• **Exercise directions**
Below are the records; copy each line in them that holds the word "source".

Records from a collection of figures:
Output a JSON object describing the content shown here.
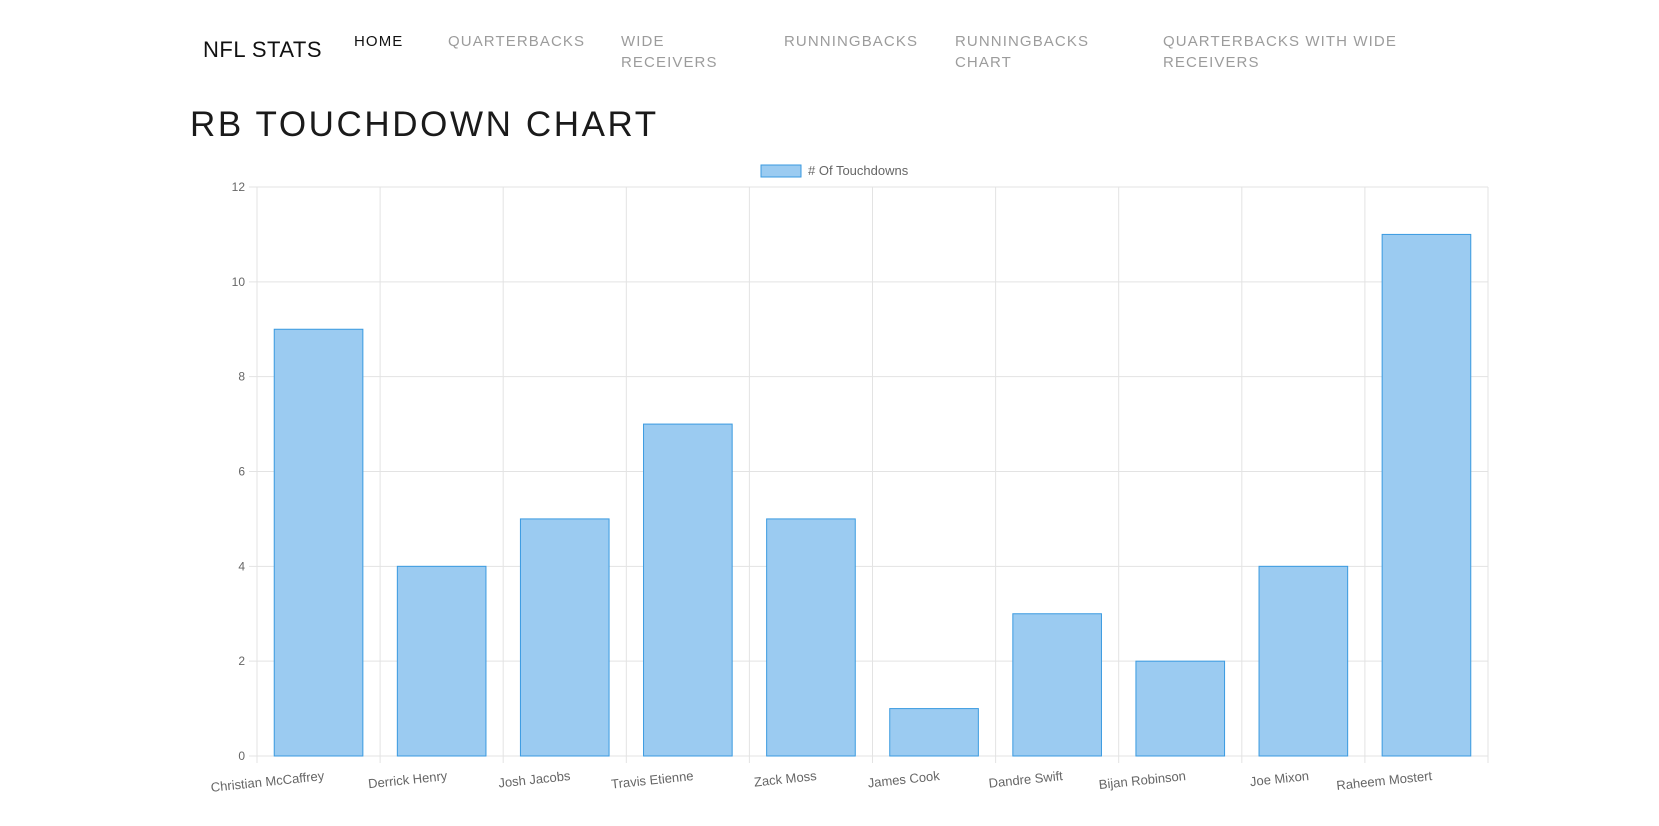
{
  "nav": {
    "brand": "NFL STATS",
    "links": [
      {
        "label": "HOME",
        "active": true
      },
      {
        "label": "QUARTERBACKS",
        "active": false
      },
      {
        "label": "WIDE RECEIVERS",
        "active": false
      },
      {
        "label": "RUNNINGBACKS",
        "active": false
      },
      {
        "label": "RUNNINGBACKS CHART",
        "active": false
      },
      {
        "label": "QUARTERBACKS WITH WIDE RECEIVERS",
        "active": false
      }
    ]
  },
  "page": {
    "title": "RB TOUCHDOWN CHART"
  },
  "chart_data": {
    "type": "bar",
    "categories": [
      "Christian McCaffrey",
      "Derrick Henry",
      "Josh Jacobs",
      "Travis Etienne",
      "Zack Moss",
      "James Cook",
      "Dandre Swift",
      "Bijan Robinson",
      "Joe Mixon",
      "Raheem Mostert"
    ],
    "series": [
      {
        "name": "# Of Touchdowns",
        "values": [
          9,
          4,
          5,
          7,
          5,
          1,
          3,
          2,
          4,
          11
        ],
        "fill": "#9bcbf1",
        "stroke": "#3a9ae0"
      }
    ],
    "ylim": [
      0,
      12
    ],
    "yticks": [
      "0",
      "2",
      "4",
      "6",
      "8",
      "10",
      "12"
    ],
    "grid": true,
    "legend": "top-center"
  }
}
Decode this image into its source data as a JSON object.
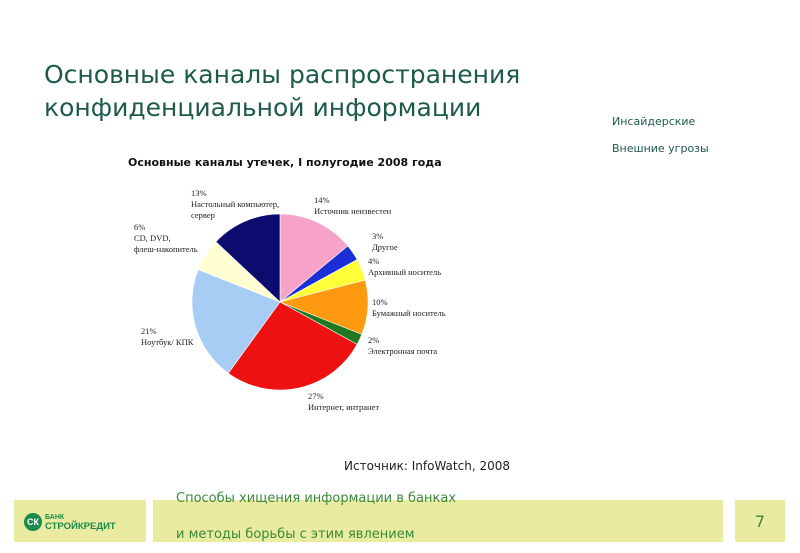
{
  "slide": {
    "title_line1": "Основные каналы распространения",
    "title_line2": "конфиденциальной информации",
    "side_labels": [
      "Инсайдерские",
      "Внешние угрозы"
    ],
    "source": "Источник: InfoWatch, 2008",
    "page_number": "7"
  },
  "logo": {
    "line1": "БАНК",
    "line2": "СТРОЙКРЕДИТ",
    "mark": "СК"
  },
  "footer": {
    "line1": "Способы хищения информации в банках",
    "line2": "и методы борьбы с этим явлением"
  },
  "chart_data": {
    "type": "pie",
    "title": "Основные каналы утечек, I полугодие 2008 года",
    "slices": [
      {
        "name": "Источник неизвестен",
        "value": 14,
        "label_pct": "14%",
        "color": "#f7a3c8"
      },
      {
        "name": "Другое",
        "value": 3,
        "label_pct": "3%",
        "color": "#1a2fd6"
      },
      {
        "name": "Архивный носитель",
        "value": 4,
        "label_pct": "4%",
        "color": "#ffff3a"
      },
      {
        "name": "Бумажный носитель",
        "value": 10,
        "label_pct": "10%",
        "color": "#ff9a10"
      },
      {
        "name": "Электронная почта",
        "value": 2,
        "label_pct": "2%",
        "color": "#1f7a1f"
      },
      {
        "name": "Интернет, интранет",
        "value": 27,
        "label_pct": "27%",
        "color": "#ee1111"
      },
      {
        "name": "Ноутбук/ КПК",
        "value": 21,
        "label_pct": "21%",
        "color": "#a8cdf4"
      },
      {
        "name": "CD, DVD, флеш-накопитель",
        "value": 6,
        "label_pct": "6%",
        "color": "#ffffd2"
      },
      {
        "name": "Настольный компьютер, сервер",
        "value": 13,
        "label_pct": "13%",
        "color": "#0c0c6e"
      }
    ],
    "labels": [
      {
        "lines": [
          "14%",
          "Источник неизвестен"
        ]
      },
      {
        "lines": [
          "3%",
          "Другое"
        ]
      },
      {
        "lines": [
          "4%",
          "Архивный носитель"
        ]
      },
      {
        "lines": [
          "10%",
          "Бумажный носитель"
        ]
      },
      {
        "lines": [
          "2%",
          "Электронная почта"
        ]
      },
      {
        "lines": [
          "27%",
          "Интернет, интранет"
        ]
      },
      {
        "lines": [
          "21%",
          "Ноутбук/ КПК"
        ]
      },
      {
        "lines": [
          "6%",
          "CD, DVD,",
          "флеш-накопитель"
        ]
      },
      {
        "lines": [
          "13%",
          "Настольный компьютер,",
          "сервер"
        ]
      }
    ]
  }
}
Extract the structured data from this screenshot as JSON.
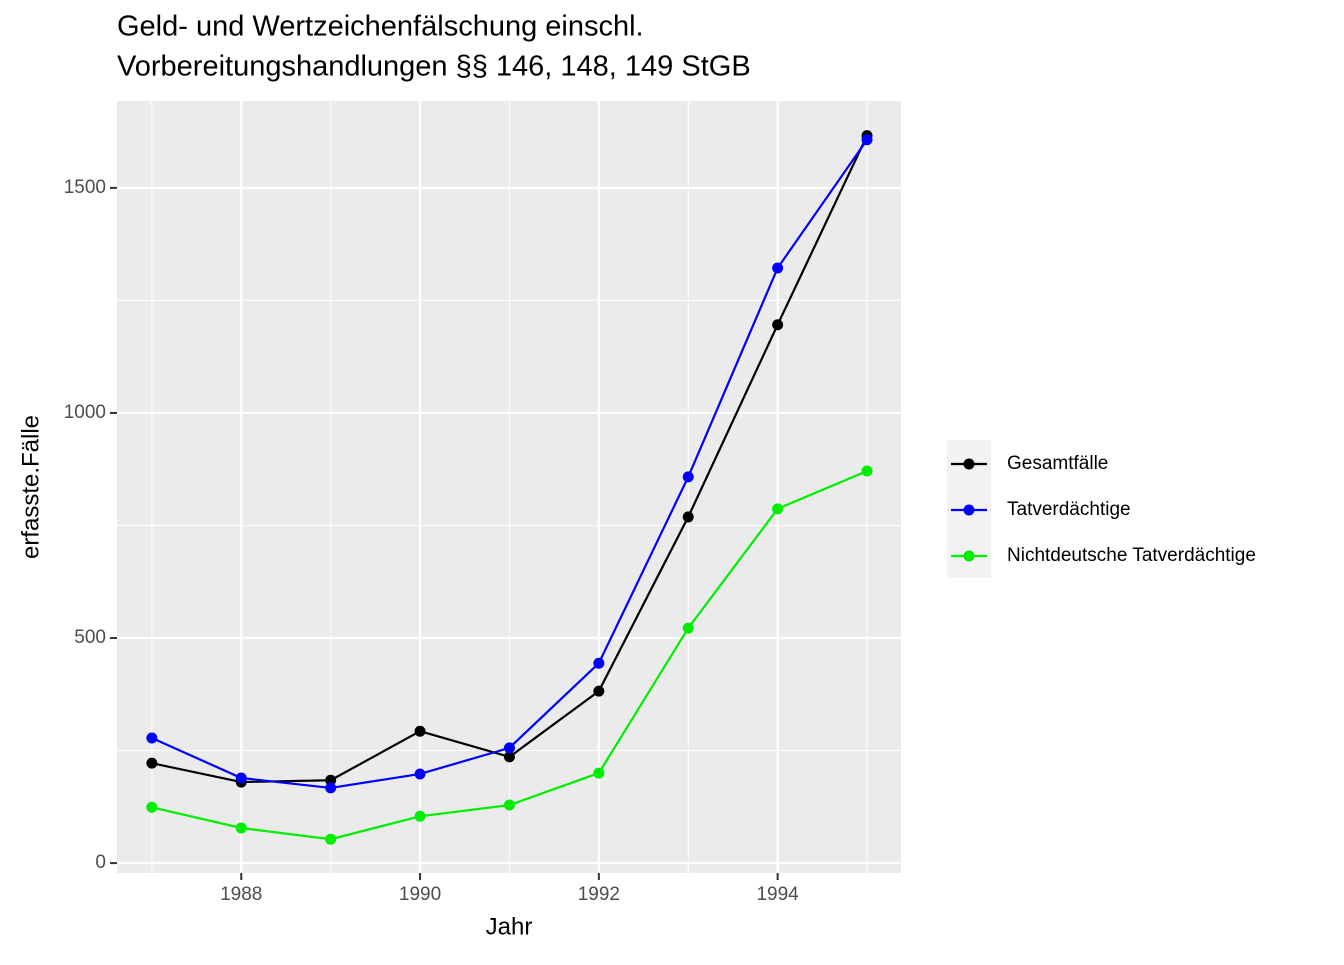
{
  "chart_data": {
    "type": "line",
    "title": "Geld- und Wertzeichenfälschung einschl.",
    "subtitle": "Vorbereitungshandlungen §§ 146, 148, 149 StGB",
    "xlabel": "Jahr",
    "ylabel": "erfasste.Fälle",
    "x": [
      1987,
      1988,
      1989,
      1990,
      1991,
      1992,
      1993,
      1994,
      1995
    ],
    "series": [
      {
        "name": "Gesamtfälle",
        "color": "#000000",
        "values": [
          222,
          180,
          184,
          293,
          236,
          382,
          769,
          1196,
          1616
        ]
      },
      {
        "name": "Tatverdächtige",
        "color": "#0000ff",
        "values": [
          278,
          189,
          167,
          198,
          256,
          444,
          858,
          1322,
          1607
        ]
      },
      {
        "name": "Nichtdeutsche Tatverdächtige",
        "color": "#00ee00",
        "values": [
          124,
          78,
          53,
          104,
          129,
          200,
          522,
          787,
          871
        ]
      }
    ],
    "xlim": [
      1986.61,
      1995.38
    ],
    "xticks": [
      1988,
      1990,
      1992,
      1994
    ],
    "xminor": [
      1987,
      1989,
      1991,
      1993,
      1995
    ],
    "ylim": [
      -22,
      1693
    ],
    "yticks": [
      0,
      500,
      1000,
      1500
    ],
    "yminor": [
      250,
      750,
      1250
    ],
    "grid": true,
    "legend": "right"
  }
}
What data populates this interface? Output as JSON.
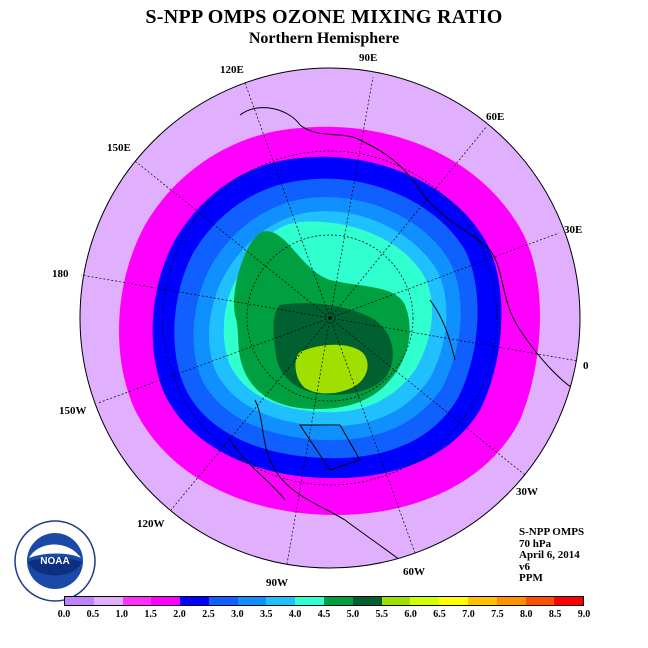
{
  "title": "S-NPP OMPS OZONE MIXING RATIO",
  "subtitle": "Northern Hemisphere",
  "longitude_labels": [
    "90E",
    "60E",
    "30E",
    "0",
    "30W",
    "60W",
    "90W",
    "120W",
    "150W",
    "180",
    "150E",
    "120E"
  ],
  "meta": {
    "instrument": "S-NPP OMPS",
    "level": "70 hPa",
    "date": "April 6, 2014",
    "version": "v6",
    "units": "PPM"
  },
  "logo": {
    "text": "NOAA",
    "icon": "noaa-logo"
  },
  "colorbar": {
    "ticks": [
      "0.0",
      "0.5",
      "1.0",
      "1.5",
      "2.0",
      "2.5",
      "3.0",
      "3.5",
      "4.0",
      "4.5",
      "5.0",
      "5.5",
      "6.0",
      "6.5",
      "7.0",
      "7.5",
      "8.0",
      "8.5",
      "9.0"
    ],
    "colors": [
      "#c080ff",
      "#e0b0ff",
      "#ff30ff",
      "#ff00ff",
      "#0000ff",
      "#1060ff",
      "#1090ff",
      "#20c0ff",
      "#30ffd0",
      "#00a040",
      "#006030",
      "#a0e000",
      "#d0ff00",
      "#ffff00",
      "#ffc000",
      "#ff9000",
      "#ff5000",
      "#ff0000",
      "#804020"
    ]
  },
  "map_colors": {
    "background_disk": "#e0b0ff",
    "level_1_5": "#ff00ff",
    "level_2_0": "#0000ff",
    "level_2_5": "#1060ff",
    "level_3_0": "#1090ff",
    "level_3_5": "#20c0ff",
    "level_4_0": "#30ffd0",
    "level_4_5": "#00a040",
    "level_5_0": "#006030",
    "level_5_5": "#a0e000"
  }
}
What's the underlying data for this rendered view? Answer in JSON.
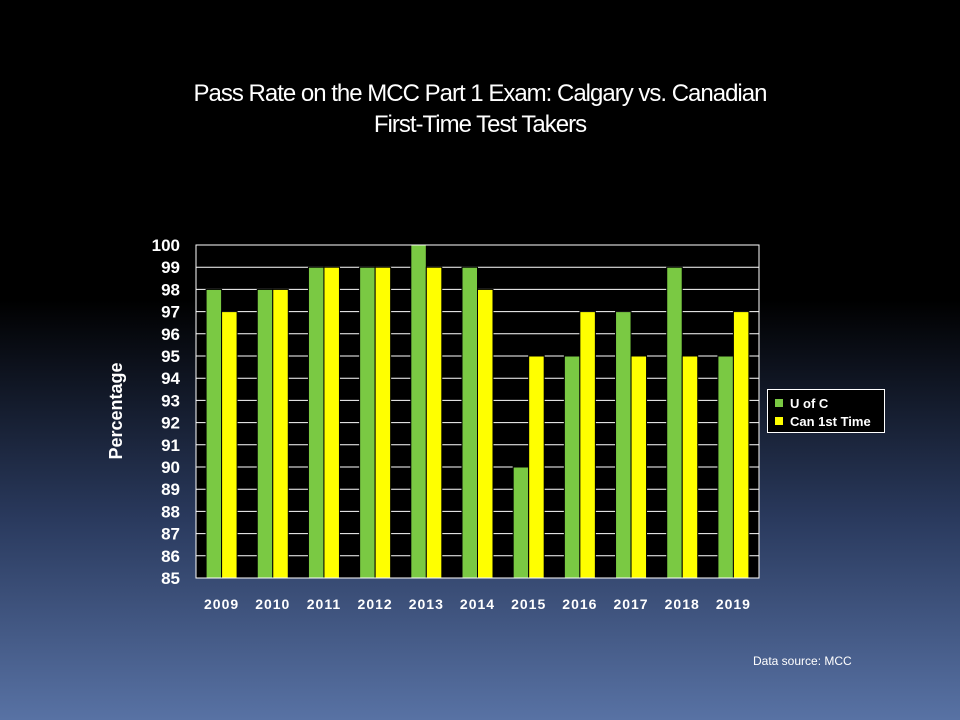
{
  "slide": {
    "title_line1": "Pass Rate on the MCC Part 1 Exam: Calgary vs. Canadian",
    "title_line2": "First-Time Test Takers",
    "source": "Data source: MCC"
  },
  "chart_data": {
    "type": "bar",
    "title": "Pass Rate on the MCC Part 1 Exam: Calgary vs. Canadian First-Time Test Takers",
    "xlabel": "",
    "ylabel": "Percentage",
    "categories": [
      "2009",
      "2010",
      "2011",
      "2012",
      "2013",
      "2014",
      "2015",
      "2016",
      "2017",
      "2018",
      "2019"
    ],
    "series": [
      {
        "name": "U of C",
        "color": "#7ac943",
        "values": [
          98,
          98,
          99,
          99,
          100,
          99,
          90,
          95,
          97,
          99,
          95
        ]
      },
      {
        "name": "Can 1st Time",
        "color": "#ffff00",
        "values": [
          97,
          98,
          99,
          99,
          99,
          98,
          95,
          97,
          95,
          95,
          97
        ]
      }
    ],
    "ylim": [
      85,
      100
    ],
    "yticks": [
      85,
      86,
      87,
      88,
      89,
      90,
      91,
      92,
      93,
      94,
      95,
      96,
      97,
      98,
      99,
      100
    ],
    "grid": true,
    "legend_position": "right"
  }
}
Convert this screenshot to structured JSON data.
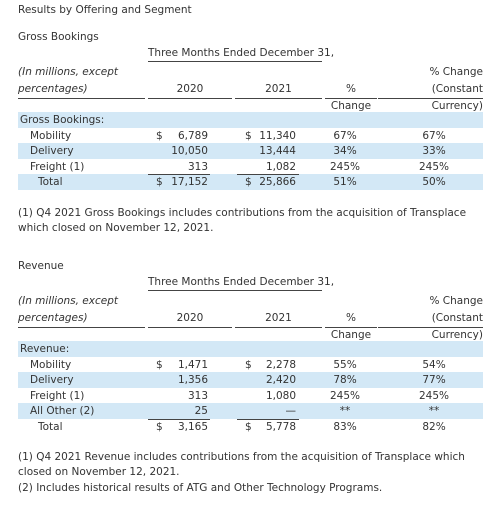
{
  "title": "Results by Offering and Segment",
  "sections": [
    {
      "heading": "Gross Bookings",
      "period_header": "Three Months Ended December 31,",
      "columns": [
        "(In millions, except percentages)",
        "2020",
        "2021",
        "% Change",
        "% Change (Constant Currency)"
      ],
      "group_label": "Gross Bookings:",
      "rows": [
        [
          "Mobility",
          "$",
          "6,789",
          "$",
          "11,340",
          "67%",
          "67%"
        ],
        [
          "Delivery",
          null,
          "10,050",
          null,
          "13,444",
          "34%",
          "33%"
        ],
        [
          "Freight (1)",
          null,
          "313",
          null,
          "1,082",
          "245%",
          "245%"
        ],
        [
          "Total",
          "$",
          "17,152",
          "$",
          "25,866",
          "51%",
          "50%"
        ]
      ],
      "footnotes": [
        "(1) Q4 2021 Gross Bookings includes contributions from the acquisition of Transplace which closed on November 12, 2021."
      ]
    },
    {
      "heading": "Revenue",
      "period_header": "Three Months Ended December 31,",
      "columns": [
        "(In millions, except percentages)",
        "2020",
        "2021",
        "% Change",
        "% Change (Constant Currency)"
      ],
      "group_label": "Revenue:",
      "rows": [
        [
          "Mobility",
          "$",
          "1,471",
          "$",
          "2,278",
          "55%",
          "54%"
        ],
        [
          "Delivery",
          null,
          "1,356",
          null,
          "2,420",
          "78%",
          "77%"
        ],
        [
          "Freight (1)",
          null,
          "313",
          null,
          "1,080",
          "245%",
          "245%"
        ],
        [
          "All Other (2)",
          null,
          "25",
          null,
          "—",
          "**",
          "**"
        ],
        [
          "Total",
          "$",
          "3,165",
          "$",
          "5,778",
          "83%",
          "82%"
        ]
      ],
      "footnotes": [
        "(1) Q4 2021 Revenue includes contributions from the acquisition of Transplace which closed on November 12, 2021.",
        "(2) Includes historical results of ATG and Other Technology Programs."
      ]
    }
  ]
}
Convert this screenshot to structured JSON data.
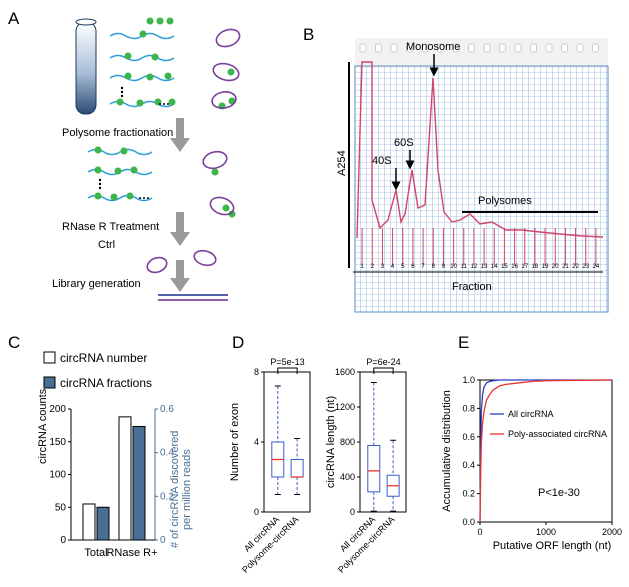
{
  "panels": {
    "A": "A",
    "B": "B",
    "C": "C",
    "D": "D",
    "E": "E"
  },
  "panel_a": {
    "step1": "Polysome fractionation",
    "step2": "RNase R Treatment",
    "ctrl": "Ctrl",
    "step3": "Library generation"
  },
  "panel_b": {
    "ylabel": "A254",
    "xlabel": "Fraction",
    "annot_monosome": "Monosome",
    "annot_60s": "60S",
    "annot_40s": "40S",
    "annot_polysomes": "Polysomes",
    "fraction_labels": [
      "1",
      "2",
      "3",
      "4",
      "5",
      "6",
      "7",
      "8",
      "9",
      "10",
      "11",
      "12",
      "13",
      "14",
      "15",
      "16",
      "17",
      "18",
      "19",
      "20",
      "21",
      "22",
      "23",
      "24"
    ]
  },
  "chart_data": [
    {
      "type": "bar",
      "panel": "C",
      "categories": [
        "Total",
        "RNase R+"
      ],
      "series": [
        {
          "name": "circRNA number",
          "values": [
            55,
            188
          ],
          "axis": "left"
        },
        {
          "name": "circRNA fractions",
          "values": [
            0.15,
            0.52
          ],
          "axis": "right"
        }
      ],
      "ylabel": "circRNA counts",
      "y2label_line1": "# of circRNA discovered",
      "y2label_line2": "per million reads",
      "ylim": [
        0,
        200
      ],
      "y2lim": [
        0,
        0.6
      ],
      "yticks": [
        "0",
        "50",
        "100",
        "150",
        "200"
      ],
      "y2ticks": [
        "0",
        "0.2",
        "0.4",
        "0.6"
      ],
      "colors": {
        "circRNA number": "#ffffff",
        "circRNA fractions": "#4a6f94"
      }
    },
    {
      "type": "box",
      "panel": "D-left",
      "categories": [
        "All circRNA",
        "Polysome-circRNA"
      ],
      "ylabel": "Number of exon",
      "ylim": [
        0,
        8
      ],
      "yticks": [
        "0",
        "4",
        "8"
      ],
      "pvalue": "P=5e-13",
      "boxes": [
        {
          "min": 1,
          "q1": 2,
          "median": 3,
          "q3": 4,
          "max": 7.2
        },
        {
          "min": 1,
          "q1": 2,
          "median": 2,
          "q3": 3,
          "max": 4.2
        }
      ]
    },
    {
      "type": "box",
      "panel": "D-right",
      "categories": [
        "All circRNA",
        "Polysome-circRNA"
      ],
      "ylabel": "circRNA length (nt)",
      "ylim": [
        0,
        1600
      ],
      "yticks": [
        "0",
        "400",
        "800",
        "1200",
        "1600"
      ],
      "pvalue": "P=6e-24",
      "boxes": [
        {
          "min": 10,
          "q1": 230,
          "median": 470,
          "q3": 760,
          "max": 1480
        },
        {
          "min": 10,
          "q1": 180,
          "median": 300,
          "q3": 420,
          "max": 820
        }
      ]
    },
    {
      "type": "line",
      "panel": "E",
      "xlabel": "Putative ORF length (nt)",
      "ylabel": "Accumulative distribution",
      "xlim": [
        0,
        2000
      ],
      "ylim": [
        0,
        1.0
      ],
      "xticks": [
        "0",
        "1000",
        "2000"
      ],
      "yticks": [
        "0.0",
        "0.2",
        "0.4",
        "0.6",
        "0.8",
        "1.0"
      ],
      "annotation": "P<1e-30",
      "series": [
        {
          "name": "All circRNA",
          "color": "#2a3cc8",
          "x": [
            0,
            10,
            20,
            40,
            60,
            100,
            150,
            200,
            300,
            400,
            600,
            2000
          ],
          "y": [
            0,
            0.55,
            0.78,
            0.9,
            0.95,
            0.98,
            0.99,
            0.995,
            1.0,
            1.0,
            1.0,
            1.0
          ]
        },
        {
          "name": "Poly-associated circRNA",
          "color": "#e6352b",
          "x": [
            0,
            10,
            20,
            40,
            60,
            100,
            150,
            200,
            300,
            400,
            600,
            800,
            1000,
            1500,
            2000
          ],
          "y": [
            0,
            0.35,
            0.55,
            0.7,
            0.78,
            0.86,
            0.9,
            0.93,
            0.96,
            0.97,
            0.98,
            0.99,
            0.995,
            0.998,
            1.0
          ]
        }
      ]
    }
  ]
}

• **The response**
Decode this image into its source data as a JSON object.
    "source": "Источник: InfoWatch, 2008",
    "source": "Data source: MCC"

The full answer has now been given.